THE TASK:
Find and copy every line in the records that includes the string "capacidad".

DATASET RECORDS:
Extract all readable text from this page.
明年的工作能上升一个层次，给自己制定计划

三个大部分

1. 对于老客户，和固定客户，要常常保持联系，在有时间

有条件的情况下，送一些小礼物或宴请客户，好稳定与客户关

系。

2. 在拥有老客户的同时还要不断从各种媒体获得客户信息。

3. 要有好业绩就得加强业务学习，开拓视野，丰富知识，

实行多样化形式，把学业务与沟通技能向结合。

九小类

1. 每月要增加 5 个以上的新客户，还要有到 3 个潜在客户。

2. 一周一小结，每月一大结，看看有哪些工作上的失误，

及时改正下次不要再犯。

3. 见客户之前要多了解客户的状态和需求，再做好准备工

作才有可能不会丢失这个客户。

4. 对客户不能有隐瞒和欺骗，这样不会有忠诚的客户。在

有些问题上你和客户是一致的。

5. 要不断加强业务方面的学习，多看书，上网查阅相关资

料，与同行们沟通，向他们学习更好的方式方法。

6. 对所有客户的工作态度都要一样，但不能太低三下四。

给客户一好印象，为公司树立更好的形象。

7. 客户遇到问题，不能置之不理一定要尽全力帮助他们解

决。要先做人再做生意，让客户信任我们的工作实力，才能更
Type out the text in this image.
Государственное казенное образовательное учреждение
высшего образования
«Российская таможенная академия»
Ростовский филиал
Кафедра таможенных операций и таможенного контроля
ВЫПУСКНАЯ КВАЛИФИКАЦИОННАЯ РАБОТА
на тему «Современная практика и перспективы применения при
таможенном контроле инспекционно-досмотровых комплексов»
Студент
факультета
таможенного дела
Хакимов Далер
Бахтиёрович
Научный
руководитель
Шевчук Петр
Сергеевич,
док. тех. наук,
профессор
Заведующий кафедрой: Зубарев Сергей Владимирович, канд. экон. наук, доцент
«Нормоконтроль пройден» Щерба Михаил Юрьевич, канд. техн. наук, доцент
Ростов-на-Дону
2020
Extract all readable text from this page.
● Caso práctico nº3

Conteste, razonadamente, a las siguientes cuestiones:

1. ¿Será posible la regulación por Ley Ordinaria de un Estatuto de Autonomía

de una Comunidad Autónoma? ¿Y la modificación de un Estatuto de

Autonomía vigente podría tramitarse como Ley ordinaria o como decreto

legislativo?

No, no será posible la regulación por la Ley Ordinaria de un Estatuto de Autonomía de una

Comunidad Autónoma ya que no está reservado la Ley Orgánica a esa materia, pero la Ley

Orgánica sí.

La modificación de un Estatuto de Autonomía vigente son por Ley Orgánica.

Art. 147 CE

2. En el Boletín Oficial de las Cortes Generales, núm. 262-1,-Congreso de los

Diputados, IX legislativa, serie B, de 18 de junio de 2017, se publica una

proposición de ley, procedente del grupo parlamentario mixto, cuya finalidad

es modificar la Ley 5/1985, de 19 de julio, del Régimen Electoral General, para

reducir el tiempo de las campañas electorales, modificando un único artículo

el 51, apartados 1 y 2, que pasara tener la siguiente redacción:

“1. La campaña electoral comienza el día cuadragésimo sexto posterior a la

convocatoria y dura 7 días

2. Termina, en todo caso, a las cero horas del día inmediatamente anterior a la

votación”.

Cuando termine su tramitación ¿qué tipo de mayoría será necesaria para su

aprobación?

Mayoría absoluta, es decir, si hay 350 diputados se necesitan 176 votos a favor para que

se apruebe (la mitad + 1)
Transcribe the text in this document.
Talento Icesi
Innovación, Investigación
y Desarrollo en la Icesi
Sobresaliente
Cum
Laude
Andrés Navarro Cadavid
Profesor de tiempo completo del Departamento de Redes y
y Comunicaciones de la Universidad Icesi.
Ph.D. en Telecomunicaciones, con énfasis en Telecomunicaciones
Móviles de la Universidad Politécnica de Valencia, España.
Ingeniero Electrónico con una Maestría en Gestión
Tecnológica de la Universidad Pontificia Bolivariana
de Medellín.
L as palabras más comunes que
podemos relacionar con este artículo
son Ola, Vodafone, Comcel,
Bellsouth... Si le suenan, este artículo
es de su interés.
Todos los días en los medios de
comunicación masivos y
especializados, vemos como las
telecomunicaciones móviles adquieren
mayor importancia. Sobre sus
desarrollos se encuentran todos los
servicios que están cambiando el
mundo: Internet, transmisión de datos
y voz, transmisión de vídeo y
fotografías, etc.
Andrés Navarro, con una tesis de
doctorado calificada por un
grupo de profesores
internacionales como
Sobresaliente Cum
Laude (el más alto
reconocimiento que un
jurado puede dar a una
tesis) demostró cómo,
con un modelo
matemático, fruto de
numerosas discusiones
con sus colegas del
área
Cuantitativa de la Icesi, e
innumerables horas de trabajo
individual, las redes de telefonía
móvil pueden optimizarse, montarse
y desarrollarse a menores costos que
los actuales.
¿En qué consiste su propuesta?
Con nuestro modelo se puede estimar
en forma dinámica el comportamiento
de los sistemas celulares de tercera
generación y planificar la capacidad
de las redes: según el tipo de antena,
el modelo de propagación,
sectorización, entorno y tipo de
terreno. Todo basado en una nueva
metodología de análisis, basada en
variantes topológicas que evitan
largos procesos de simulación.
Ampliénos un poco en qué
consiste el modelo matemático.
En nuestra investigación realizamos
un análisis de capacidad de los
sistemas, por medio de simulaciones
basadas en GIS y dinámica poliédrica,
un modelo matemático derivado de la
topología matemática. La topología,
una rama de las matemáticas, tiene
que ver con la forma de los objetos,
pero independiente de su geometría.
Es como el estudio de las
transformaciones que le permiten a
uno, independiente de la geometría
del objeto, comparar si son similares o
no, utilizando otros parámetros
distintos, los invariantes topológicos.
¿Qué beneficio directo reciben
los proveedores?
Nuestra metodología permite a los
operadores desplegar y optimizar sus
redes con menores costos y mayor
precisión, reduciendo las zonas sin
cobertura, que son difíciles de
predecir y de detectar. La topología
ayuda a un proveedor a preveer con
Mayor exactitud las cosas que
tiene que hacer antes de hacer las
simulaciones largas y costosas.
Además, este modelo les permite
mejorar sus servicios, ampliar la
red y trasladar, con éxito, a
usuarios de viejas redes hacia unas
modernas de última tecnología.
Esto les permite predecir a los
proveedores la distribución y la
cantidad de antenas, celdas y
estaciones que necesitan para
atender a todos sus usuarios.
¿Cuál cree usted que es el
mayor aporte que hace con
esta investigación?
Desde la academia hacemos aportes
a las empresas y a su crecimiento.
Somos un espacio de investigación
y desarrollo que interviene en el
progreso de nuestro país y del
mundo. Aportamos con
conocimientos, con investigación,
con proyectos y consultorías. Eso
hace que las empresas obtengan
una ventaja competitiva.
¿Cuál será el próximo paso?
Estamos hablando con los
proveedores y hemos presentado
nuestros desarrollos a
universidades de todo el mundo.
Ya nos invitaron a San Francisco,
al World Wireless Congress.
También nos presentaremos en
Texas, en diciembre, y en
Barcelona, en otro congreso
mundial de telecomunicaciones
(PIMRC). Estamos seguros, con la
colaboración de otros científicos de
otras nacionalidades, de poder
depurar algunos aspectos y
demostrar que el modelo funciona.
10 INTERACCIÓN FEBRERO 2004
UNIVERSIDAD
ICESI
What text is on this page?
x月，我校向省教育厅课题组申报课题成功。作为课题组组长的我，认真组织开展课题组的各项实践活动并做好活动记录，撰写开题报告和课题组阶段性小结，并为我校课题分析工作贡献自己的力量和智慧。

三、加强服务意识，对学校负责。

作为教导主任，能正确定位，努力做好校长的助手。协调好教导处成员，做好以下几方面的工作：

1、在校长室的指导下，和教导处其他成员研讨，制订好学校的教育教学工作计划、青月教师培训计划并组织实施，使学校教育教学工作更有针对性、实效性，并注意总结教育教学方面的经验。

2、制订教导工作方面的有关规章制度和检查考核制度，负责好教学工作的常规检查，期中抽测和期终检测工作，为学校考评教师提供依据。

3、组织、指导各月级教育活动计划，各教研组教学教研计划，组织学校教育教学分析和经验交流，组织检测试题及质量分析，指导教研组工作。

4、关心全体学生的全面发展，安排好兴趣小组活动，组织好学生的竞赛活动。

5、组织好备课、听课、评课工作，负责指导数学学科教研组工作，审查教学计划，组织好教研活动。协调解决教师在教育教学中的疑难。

ANSWER TO THIS PROBLEM:
generación y planificar la capacidad
un análisis de capacidad de los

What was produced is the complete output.